▶ **Exercise**
Go through the records and copy each line where the word "document" occurs.

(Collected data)
####

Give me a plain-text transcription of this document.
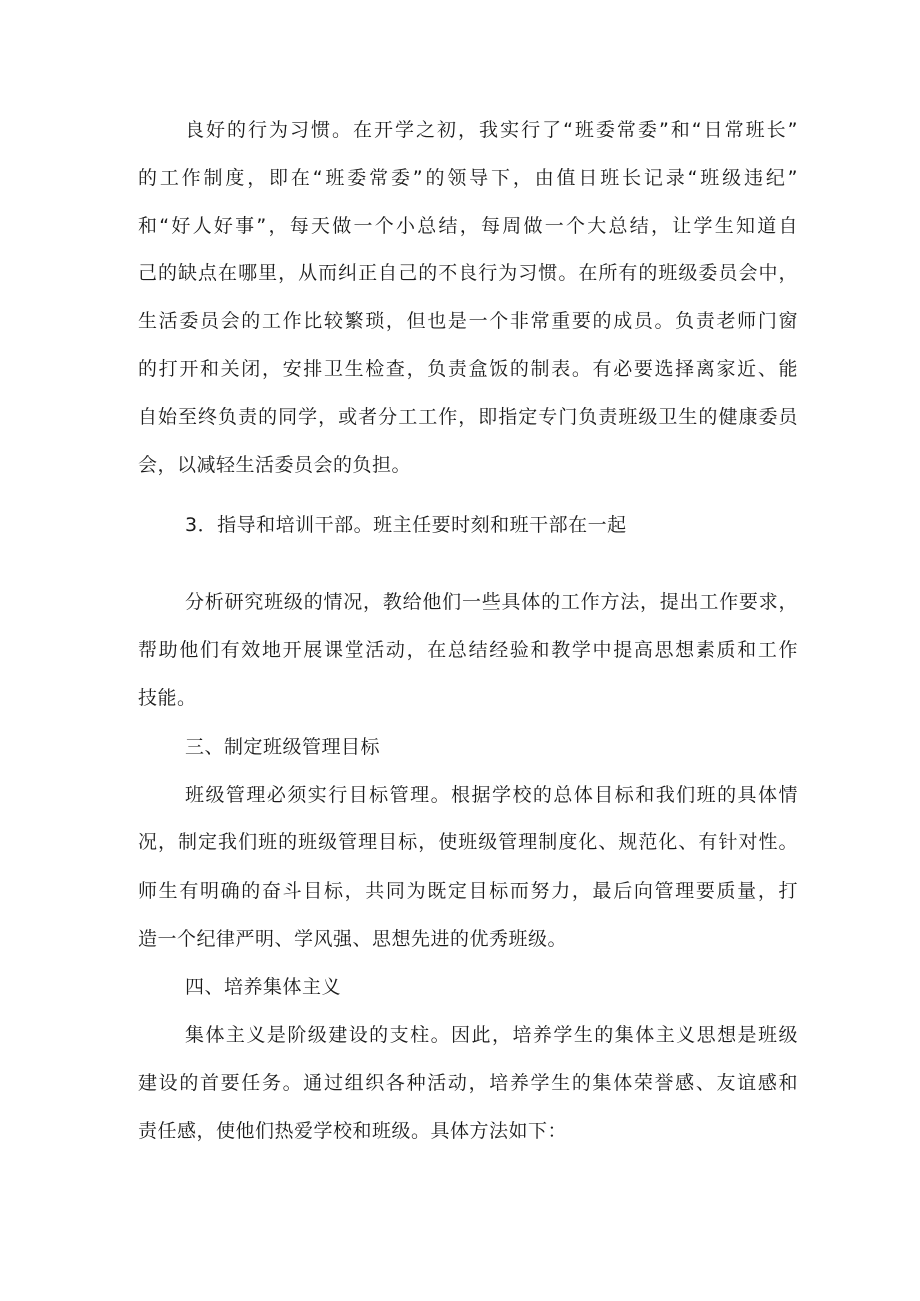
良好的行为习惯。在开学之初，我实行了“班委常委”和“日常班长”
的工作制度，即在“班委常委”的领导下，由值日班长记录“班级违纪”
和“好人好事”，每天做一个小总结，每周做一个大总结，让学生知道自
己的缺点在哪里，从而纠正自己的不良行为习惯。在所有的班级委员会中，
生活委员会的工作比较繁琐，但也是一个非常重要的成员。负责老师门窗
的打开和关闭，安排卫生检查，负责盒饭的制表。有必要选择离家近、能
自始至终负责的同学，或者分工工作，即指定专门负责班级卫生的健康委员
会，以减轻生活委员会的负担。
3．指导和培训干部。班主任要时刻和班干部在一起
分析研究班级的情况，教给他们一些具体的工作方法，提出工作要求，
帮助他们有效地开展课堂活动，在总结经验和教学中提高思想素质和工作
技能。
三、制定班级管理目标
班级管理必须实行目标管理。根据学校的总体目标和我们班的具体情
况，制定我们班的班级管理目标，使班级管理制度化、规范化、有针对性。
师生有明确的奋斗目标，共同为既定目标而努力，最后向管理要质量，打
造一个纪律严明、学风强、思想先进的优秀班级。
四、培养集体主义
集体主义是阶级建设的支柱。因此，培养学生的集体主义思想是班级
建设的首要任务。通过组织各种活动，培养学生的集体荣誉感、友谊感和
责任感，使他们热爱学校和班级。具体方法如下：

####

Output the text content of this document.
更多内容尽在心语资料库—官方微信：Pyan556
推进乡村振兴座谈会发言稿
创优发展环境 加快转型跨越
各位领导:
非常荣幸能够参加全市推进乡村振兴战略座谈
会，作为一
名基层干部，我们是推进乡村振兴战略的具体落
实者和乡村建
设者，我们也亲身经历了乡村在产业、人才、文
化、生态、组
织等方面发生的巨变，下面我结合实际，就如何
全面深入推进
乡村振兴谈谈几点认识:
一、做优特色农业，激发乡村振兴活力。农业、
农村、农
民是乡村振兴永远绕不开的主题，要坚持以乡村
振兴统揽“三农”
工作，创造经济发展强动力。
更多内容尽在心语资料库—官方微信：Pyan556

####

▶ **Worked solution**
Give me a plain-text transcription of this document.
Output the text content of this document.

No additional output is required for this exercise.